**Task directions**
Copy every line of the data that includes the string "volumetti".

#### Data for this task ####

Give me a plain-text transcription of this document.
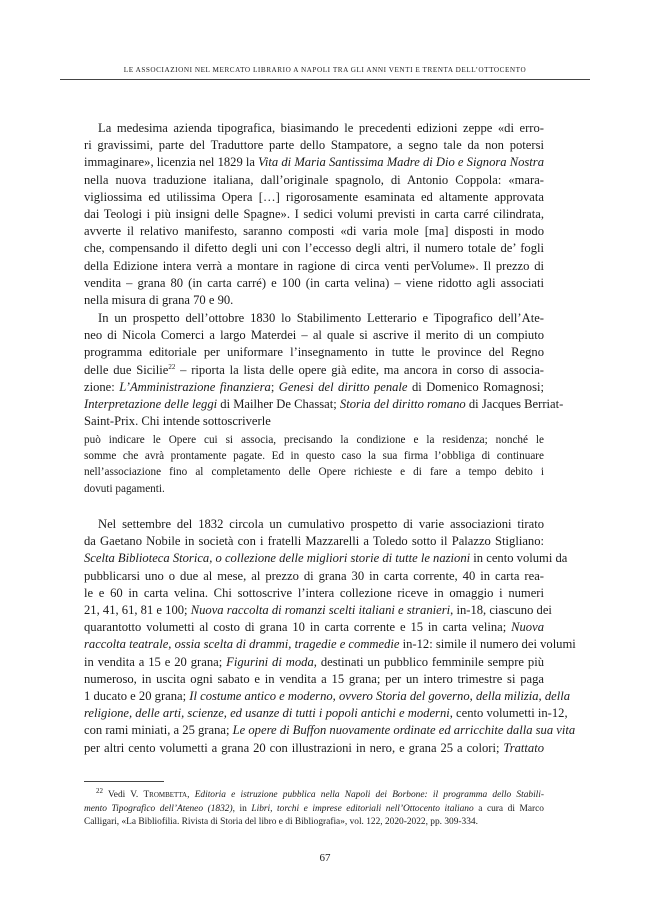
LE ASSOCIAZIONI NEL MERCATO LIBRARIO A NAPOLI TRA GLI ANNI VENTI E TRENTA DELL’OTTOCENTO
La medesima azienda tipografica, biasimando le precedenti edizioni zeppe «di erro-
ri gravissimi, parte del Traduttore parte dello Stampatore, a segno tale da non potersi
immaginare», licenzia nel 1829 la Vita di Maria Santissima Madre di Dio e Signora Nostra
nella nuova traduzione italiana, dall’originale spagnolo, di Antonio Coppola: «mara-
vigliossima ed utilissima Opera […] rigorosamente esaminata ed altamente approvata
dai Teologi i più insigni delle Spagne». I sedici volumi previsti in carta carré cilindrata,
avverte il relativo manifesto, saranno composti «di varia mole [ma] disposti in modo
che, compensando il difetto degli uni con l’eccesso degli altri, il numero totale de’ fogli
della Edizione intera verrà a montare in ragione di circa venti perVolume». Il prezzo di
vendita – grana 80 (in carta carré) e 100 (in carta velina) – viene ridotto agli associati
nella misura di grana 70 e 90.
In un prospetto dell’ottobre 1830 lo Stabilimento Letterario e Tipografico dell’Ate-
neo di Nicola Comerci a largo Materdei – al quale si ascrive il merito di un compiuto
programma editoriale per uniformare l’insegnamento in tutte le province del Regno
delle due Sicilie$^{22}$ – riporta la lista delle opere già edite, ma ancora in corso di associa-
zione: L’Amministrazione finanziera; Genesi del diritto penale di Domenico Romagnosi;
Interpretazione delle leggi di Mailher De Chassat; Storia del diritto romano di Jacques Berriat-
Saint-Prix. Chi intende sottoscriverle
può indicare le Opere cui si associa, precisando la condizione e la residenza; nonché le
somme che avrà prontamente pagate. Ed in questo caso la sua firma l’obbliga di continuare
nell’associazione fino al completamento delle Opere richieste e di fare a tempo debito i
dovuti pagamenti.
Nel settembre del 1832 circola un cumulativo prospetto di varie associazioni tirato
da Gaetano Nobile in società con i fratelli Mazzarelli a Toledo sotto il Palazzo Stigliano:
Scelta Biblioteca Storica, o collezione delle migliori storie di tutte le nazioni in cento volumi da
pubblicarsi uno o due al mese, al prezzo di grana 30 in carta corrente, 40 in carta rea-
le e 60 in carta velina. Chi sottoscrive l’intera collezione riceve in omaggio i numeri
21, 41, 61, 81 e 100; Nuova raccolta di romanzi scelti italiani e stranieri, in-18, ciascuno dei
quarantotto volumetti al costo di grana 10 in carta corrente e 15 in carta velina; Nuova
raccolta teatrale, ossia scelta di drammi, tragedie e commedie in-12: simile il numero dei volumi
in vendita a 15 e 20 grana; Figurini di moda, destinati un pubblico femminile sempre più
numeroso, in uscita ogni sabato e in vendita a 15 grana; per un intero trimestre si paga
1 ducato e 20 grana; Il costume antico e moderno, ovvero Storia del governo, della milizia, della
religione, delle arti, scienze, ed usanze di tutti i popoli antichi e moderni, cento volumetti in-12,
con rami miniati, a 25 grana; Le opere di Buffon nuovamente ordinate ed arricchite dalla sua vita
per altri cento volumetti a grana 20 con illustrazioni in nero, e grana 25 a colori; Trattato
$^{22}$ Vedi V. Trombetta, Editoria e istruzione pubblica nella Napoli dei Borbone: il programma dello Stabili-
mento Tipografico dell’Ateneo (1832), in Libri, torchi e imprese editoriali nell’Ottocento italiano a cura di Marco
Calligari, «La Bibliofilia. Rivista di Storia del libro e di Bibliografia», vol. 122, 2020-2022, pp. 309-334.
67
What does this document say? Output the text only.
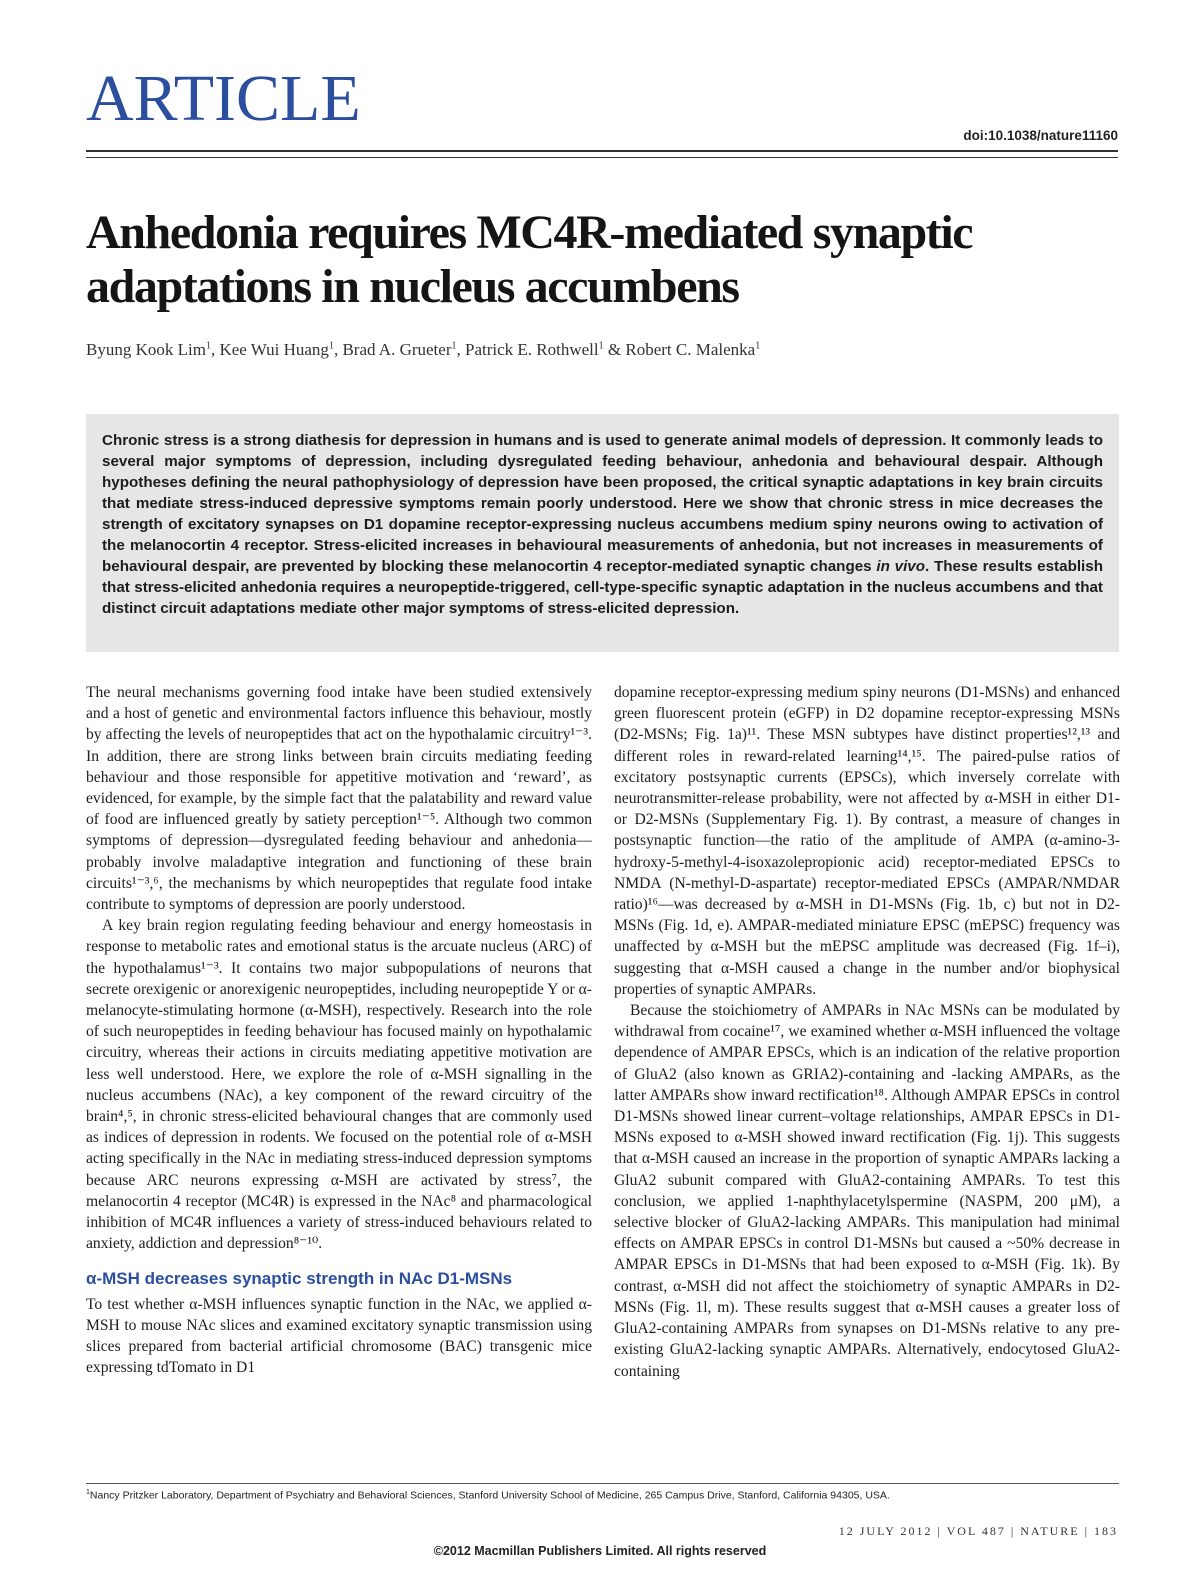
ARTICLE
doi:10.1038/nature11160
Anhedonia requires MC4R-mediated synaptic adaptations in nucleus accumbens
Byung Kook Lim$^1$, Kee Wui Huang$^1$, Brad A. Grueter$^1$, Patrick E. Rothwell$^1$ & Robert C. Malenka$^1$

Chronic stress is a strong diathesis for depression in humans and is used to generate animal models of depression. It commonly leads to several major symptoms of depression, including dysregulated feeding behaviour, anhedonia and behavioural despair. Although hypotheses defining the neural pathophysiology of depression have been proposed, the critical synaptic adaptations in key brain circuits that mediate stress-induced depressive symptoms remain poorly understood. Here we show that chronic stress in mice decreases the strength of excitatory synapses on D1 dopamine receptor-expressing nucleus accumbens medium spiny neurons owing to activation of the melanocortin 4 receptor. Stress-elicited increases in behavioural measurements of anhedonia, but not increases in measurements of behavioural despair, are prevented by blocking these melanocortin 4 receptor-mediated synaptic changes in vivo. These results establish that stress-elicited anhedonia requires a neuropeptide-triggered, cell-type-specific synaptic adaptation in the nucleus accumbens and that distinct circuit adaptations mediate other major symptoms of stress-elicited depression.

The neural mechanisms governing food intake have been studied extensively and a host of genetic and environmental factors influence this behaviour, mostly by affecting the levels of neuropeptides that act on the hypothalamic circuitry¹⁻³. In addition, there are strong links between brain circuits mediating feeding behaviour and those responsible for appetitive motivation and ‘reward’, as evidenced, for example, by the simple fact that the palatability and reward value of food are influenced greatly by satiety perception¹⁻⁵. Although two common symptoms of depression—dysregulated feeding behaviour and anhedonia—probably involve maladaptive integration and functioning of these brain circuits¹⁻³,⁶, the mechanisms by which neuropeptides that regulate food intake contribute to symptoms of depression are poorly understood.

A key brain region regulating feeding behaviour and energy homeostasis in response to metabolic rates and emotional status is the arcuate nucleus (ARC) of the hypothalamus¹⁻³. It contains two major subpopulations of neurons that secrete orexigenic or anorexigenic neuropeptides, including neuropeptide Y or α-melanocyte-stimulating hormone (α-MSH), respectively. Research into the role of such neuropeptides in feeding behaviour has focused mainly on hypothalamic circuitry, whereas their actions in circuits mediating appetitive motivation are less well understood. Here, we explore the role of α-MSH signalling in the nucleus accumbens (NAc), a key component of the reward circuitry of the brain⁴,⁵, in chronic stress-elicited behavioural changes that are commonly used as indices of depression in rodents. We focused on the potential role of α-MSH acting specifically in the NAc in mediating stress-induced depression symptoms because ARC neurons expressing α-MSH are activated by stress⁷, the melanocortin 4 receptor (MC4R) is expressed in the NAc⁸ and pharmacological inhibition of MC4R influences a variety of stress-induced behaviours related to anxiety, addiction and depression⁸⁻¹⁰.

α-MSH decreases synaptic strength in NAc D1-MSNs

To test whether α-MSH influences synaptic function in the NAc, we applied α-MSH to mouse NAc slices and examined excitatory synaptic transmission using slices prepared from bacterial artificial chromosome (BAC) transgenic mice expressing tdTomato in D1

dopamine receptor-expressing medium spiny neurons (D1-MSNs) and enhanced green fluorescent protein (eGFP) in D2 dopamine receptor-expressing MSNs (D2-MSNs; Fig. 1a)¹¹. These MSN subtypes have distinct properties¹²,¹³ and different roles in reward-related learning¹⁴,¹⁵. The paired-pulse ratios of excitatory postsynaptic currents (EPSCs), which inversely correlate with neurotransmitter-release probability, were not affected by α-MSH in either D1- or D2-MSNs (Supplementary Fig. 1). By contrast, a measure of changes in postsynaptic function—the ratio of the amplitude of AMPA (α-amino-3-hydroxy-5-methyl-4-isoxazolepropionic acid) receptor-mediated EPSCs to NMDA (N-methyl-D-aspartate) receptor-mediated EPSCs (AMPAR/NMDAR ratio)¹⁶—was decreased by α-MSH in D1-MSNs (Fig. 1b, c) but not in D2-MSNs (Fig. 1d, e). AMPAR-mediated miniature EPSC (mEPSC) frequency was unaffected by α-MSH but the mEPSC amplitude was decreased (Fig. 1f–i), suggesting that α-MSH caused a change in the number and/or biophysical properties of synaptic AMPARs.

Because the stoichiometry of AMPARs in NAc MSNs can be modulated by withdrawal from cocaine¹⁷, we examined whether α-MSH influenced the voltage dependence of AMPAR EPSCs, which is an indication of the relative proportion of GluA2 (also known as GRIA2)-containing and -lacking AMPARs, as the latter AMPARs show inward rectification¹⁸. Although AMPAR EPSCs in control D1-MSNs showed linear current–voltage relationships, AMPAR EPSCs in D1-MSNs exposed to α-MSH showed inward rectification (Fig. 1j). This suggests that α-MSH caused an increase in the proportion of synaptic AMPARs lacking a GluA2 subunit compared with GluA2-containing AMPARs. To test this conclusion, we applied 1-naphthylacetylspermine (NASPM, 200 μM), a selective blocker of GluA2-lacking AMPARs. This manipulation had minimal effects on AMPAR EPSCs in control D1-MSNs but caused a ~50% decrease in AMPAR EPSCs in D1-MSNs that had been exposed to α-MSH (Fig. 1k). By contrast, α-MSH did not affect the stoichiometry of synaptic AMPARs in D2-MSNs (Fig. 1l, m). These results suggest that α-MSH causes a greater loss of GluA2-containing AMPARs from synapses on D1-MSNs relative to any pre-existing GluA2-lacking synaptic AMPARs. Alternatively, endocytosed GluA2-containing

$^1$Nancy Pritzker Laboratory, Department of Psychiatry and Behavioral Sciences, Stanford University School of Medicine, 265 Campus Drive, Stanford, California 94305, USA.
12 JULY 2012 | VOL 487 | NATURE | 183
©2012 Macmillan Publishers Limited. All rights reserved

####

**Answer to this task**
quarantotto volumetti al costo di grana 10 in carta corrente e 15 in carta velina; Nuova
religione, delle arti, scienze, ed usanze di tutti i popoli antichi e moderni, cento volumetti in-12,
per altri cento volumetti a grana 20 con illustrazioni in nero, e grana 25 a colori; Trattato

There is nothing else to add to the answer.